(Stored data)
+ + + + + + +

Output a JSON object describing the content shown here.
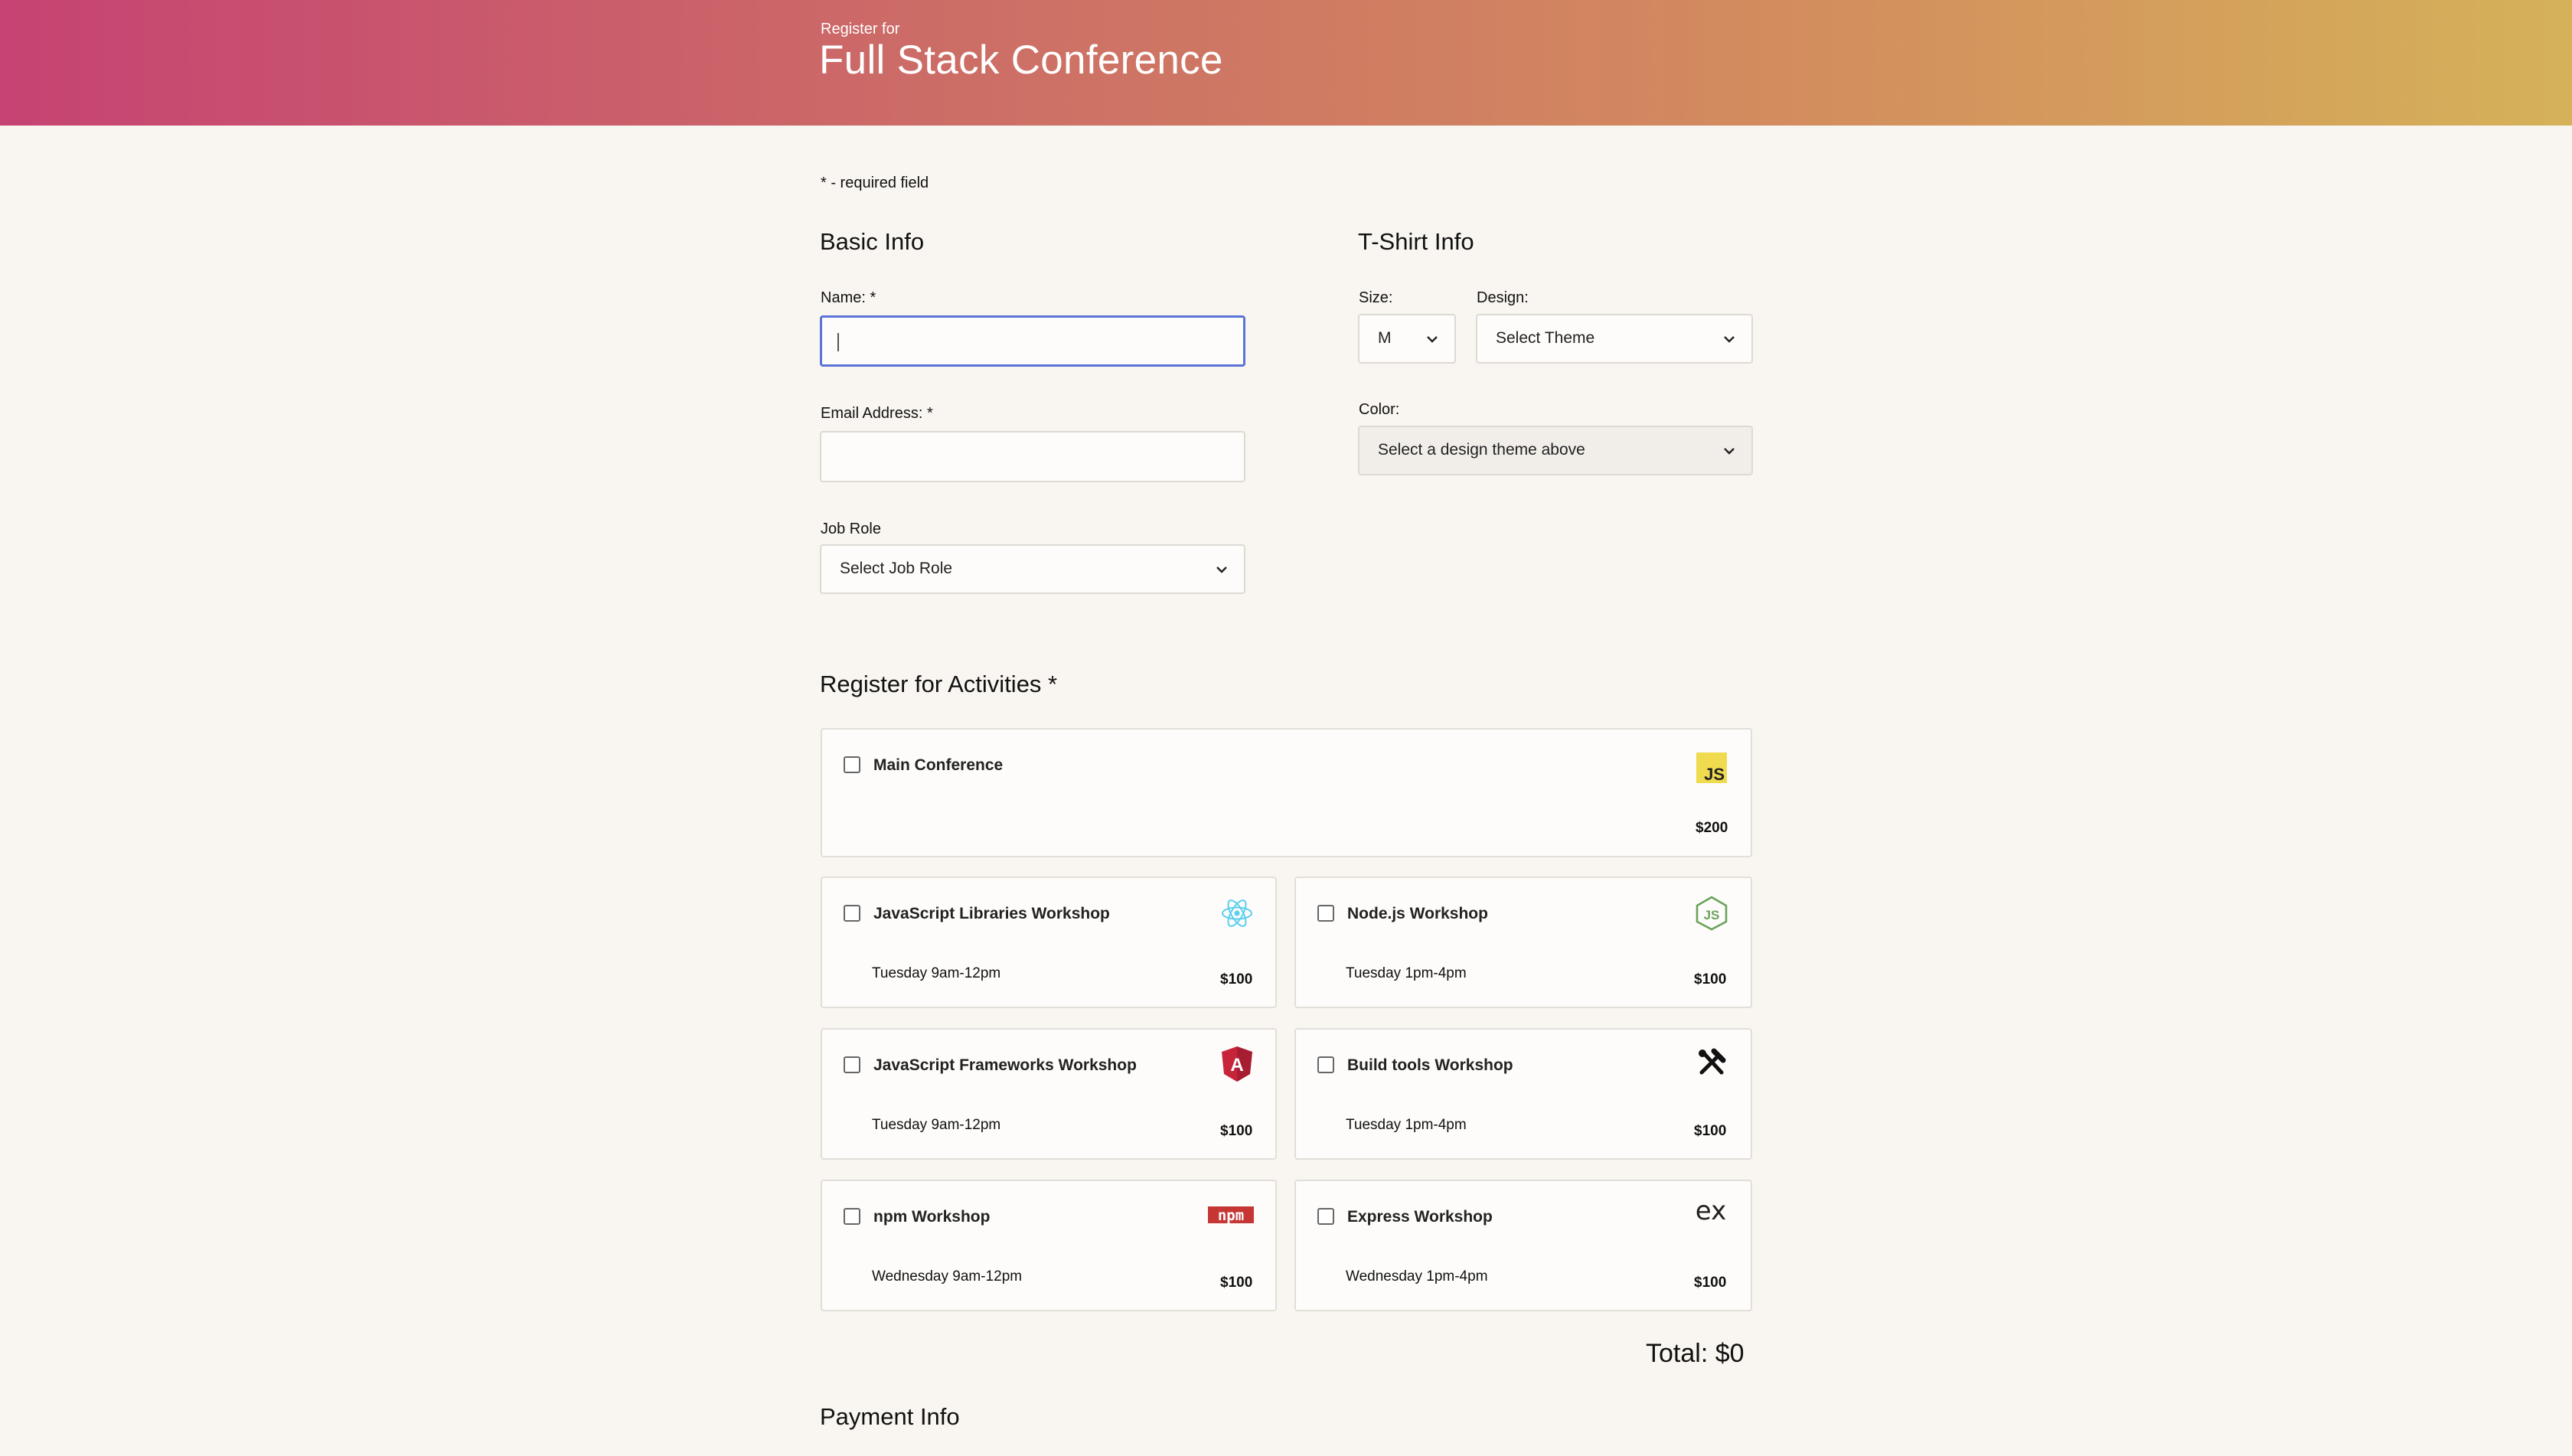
{
  "header": {
    "subtitle": "Register for",
    "title": "Full Stack Conference"
  },
  "required_note": "* - required field",
  "basic_info": {
    "heading": "Basic Info",
    "name_label": "Name: *",
    "name_value": "",
    "email_label": "Email Address: *",
    "email_value": "",
    "job_role_label": "Job Role",
    "job_role_value": "Select Job Role"
  },
  "tshirt_info": {
    "heading": "T-Shirt Info",
    "size_label": "Size:",
    "size_value": "M",
    "design_label": "Design:",
    "design_value": "Select Theme",
    "color_label": "Color:",
    "color_value": "Select a design theme above"
  },
  "activities": {
    "heading": "Register for Activities *",
    "items": [
      {
        "title": "Main Conference",
        "time": "",
        "price": "$200",
        "icon": "javascript-icon"
      },
      {
        "title": "JavaScript Libraries Workshop",
        "time": "Tuesday 9am-12pm",
        "price": "$100",
        "icon": "react-icon"
      },
      {
        "title": "Node.js Workshop",
        "time": "Tuesday 1pm-4pm",
        "price": "$100",
        "icon": "nodejs-icon"
      },
      {
        "title": "JavaScript Frameworks Workshop",
        "time": "Tuesday 9am-12pm",
        "price": "$100",
        "icon": "angular-icon"
      },
      {
        "title": "Build tools Workshop",
        "time": "Tuesday 1pm-4pm",
        "price": "$100",
        "icon": "tools-icon"
      },
      {
        "title": "npm Workshop",
        "time": "Wednesday 9am-12pm",
        "price": "$100",
        "icon": "npm-icon"
      },
      {
        "title": "Express Workshop",
        "time": "Wednesday 1pm-4pm",
        "price": "$100",
        "icon": "express-icon"
      }
    ]
  },
  "total": "Total: $0",
  "payment_heading": "Payment Info",
  "colors": {
    "header_start": "#c64373",
    "header_end": "#d5b259",
    "focus": "#5b73d9"
  }
}
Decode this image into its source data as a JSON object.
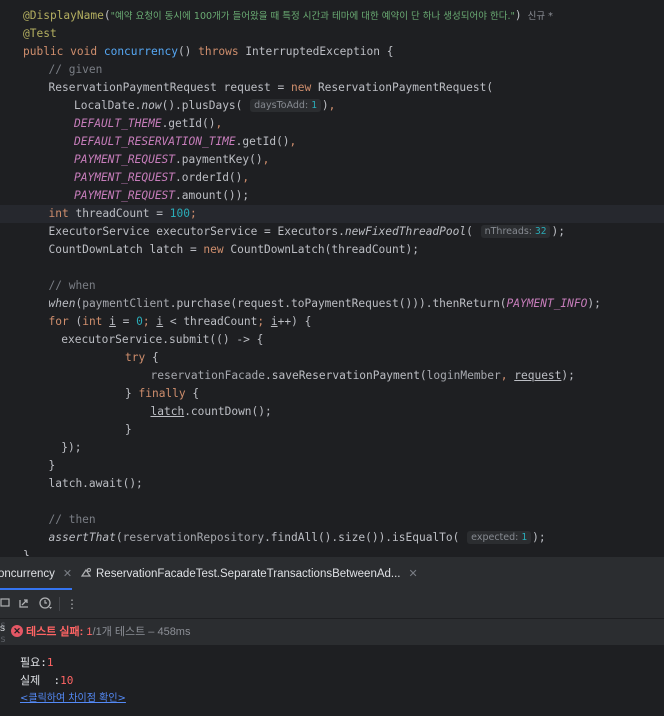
{
  "editor": {
    "lines": [
      {
        "tokens": [
          [
            "anno",
            "@DisplayName"
          ],
          [
            "p",
            "("
          ],
          [
            "str",
            "\"예약 요청이 동시에 100개가 들어왔을 때 특정 시간과 테마에 대한 예약이 단 하나 생성되어야 한다.\""
          ],
          [
            "p",
            ")"
          ]
        ],
        "tag": "신규 *"
      },
      {
        "tokens": [
          [
            "anno",
            "@Test"
          ]
        ]
      },
      {
        "tokens": [
          [
            "kw",
            "public "
          ],
          [
            "kw",
            "void "
          ],
          [
            "fn",
            "concurrency"
          ],
          [
            "p",
            "() "
          ],
          [
            "kw",
            "throws "
          ],
          [
            "p",
            "InterruptedException {"
          ]
        ]
      },
      {
        "indent": 1,
        "tokens": [
          [
            "cmt",
            "// given"
          ]
        ]
      },
      {
        "indent": 1,
        "tokens": [
          [
            "p",
            "ReservationPaymentRequest request = "
          ],
          [
            "kw",
            "new "
          ],
          [
            "p",
            "ReservationPaymentRequest("
          ]
        ]
      },
      {
        "indent": 2,
        "tokens": [
          [
            "p",
            "LocalDate."
          ],
          [
            "ital",
            "now"
          ],
          [
            "p",
            "().plusDays( "
          ],
          [
            "hint",
            "daysToAdd:",
            "1"
          ],
          [
            "p",
            ")"
          ],
          [
            "kw",
            ","
          ]
        ]
      },
      {
        "indent": 2,
        "tokens": [
          [
            "const",
            "DEFAULT_THEME"
          ],
          [
            "p",
            ".getId()"
          ],
          [
            "kw",
            ","
          ]
        ]
      },
      {
        "indent": 2,
        "tokens": [
          [
            "const",
            "DEFAULT_RESERVATION_TIME"
          ],
          [
            "p",
            ".getId()"
          ],
          [
            "kw",
            ","
          ]
        ]
      },
      {
        "indent": 2,
        "tokens": [
          [
            "const",
            "PAYMENT_REQUEST"
          ],
          [
            "p",
            ".paymentKey()"
          ],
          [
            "kw",
            ","
          ]
        ]
      },
      {
        "indent": 2,
        "tokens": [
          [
            "const",
            "PAYMENT_REQUEST"
          ],
          [
            "p",
            ".orderId()"
          ],
          [
            "kw",
            ","
          ]
        ]
      },
      {
        "indent": 2,
        "tokens": [
          [
            "const",
            "PAYMENT_REQUEST"
          ],
          [
            "p",
            ".amount());"
          ]
        ]
      },
      {
        "indent": 1,
        "hl": true,
        "tokens": [
          [
            "kw",
            "int "
          ],
          [
            "p",
            "threadCount = "
          ],
          [
            "num",
            "100"
          ],
          [
            "kw",
            ";"
          ]
        ]
      },
      {
        "indent": 1,
        "tokens": [
          [
            "p",
            "ExecutorService executorService = Executors."
          ],
          [
            "ital",
            "newFixedThreadPool"
          ],
          [
            "p",
            "( "
          ],
          [
            "hint",
            "nThreads:",
            "32"
          ],
          [
            "p",
            ");"
          ]
        ]
      },
      {
        "indent": 1,
        "tokens": [
          [
            "p",
            "CountDownLatch latch = "
          ],
          [
            "kw",
            "new "
          ],
          [
            "p",
            "CountDownLatch(threadCount);"
          ]
        ]
      },
      {
        "tokens": []
      },
      {
        "indent": 1,
        "tokens": [
          [
            "cmt",
            "// when"
          ]
        ]
      },
      {
        "indent": 1,
        "tokens": [
          [
            "ital",
            "when"
          ],
          [
            "p",
            "("
          ],
          [
            "param",
            "paymentClient"
          ],
          [
            "p",
            ".purchase(request.toPaymentRequest())).thenReturn("
          ],
          [
            "const",
            "PAYMENT_INFO"
          ],
          [
            "p",
            ");"
          ]
        ]
      },
      {
        "indent": 1,
        "tokens": [
          [
            "kw",
            "for "
          ],
          [
            "p",
            "("
          ],
          [
            "kw",
            "int "
          ],
          [
            "under",
            "i"
          ],
          [
            "p",
            " = "
          ],
          [
            "num",
            "0"
          ],
          [
            "kw",
            "; "
          ],
          [
            "under",
            "i"
          ],
          [
            "p",
            " < threadCount"
          ],
          [
            "kw",
            "; "
          ],
          [
            "under",
            "i"
          ],
          [
            "p",
            "++) {"
          ]
        ]
      },
      {
        "indent": 2,
        "half": true,
        "tokens": [
          [
            "p",
            "executorService.submit(() -> {"
          ]
        ]
      },
      {
        "indent": 4,
        "tokens": [
          [
            "kw",
            "try "
          ],
          [
            "p",
            "{"
          ]
        ]
      },
      {
        "indent": 5,
        "tokens": [
          [
            "param",
            "reservationFacade"
          ],
          [
            "p",
            ".saveReservationPayment("
          ],
          [
            "param",
            "loginMember"
          ],
          [
            "kw",
            ", "
          ],
          [
            "under",
            "request"
          ],
          [
            "p",
            ");"
          ]
        ]
      },
      {
        "indent": 4,
        "tokens": [
          [
            "p",
            "} "
          ],
          [
            "kw",
            "finally "
          ],
          [
            "p",
            "{"
          ]
        ]
      },
      {
        "indent": 5,
        "tokens": [
          [
            "under",
            "latch"
          ],
          [
            "p",
            ".countDown();"
          ]
        ]
      },
      {
        "indent": 4,
        "tokens": [
          [
            "p",
            "}"
          ]
        ]
      },
      {
        "indent": 2,
        "half": true,
        "tokens": [
          [
            "p",
            "});"
          ]
        ]
      },
      {
        "indent": 1,
        "tokens": [
          [
            "p",
            "}"
          ]
        ]
      },
      {
        "indent": 1,
        "tokens": [
          [
            "p",
            "latch.await();"
          ]
        ]
      },
      {
        "tokens": []
      },
      {
        "indent": 1,
        "tokens": [
          [
            "cmt",
            "// then"
          ]
        ]
      },
      {
        "indent": 1,
        "tokens": [
          [
            "ital",
            "assertThat"
          ],
          [
            "p",
            "("
          ],
          [
            "param",
            "reservationRepository"
          ],
          [
            "p",
            ".findAll().size()).isEqualTo( "
          ],
          [
            "hint",
            "expected:",
            "1"
          ],
          [
            "p",
            ");"
          ]
        ]
      },
      {
        "tokens": [
          [
            "p",
            "}"
          ]
        ]
      }
    ]
  },
  "run_panel": {
    "tabs": [
      {
        "label": "oncurrency",
        "icon": ""
      },
      {
        "label": "ReservationFacadeTest.SeparateTransactionsBetweenAd...",
        "icon": "test-config-icon"
      }
    ],
    "toolbar_icons": [
      "rerun-icon",
      "export-icon",
      "history-icon",
      "more-icon"
    ],
    "status": {
      "label": "테스트 실패:",
      "count": "1",
      "detail": "/1개 테스트 – 458ms",
      "color_fail": "#ff6464"
    },
    "output": {
      "expected_label": "필요:",
      "expected_value": "1",
      "actual_label": "실제  :",
      "actual_value": "10",
      "diff_link": "<클릭하여 차이점 확인>"
    }
  }
}
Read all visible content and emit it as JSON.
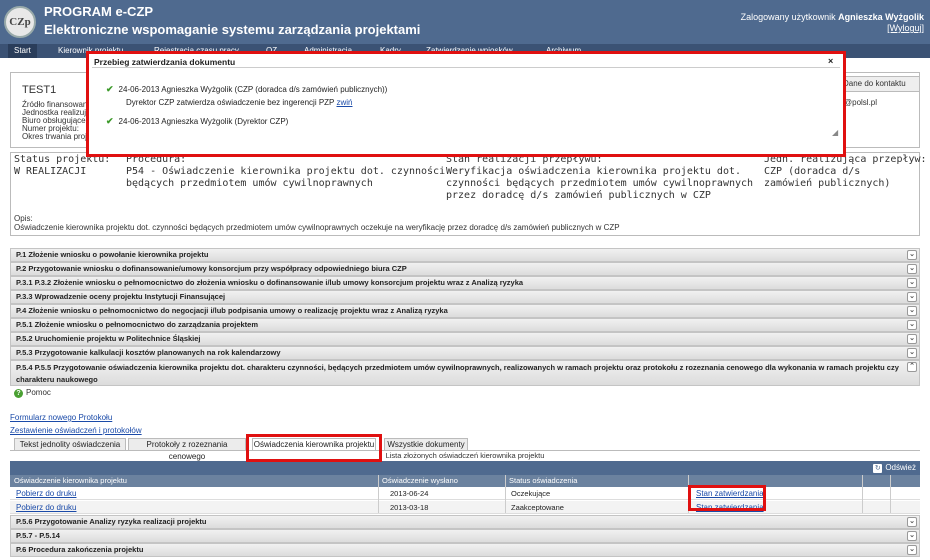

+ + + + + + +

• The problem: Review the preceding data and report every line that includes the string "content".

• Result of the exercise:
Output a JSON object describing the content shown here.
Read all visible content and emit it as JSON.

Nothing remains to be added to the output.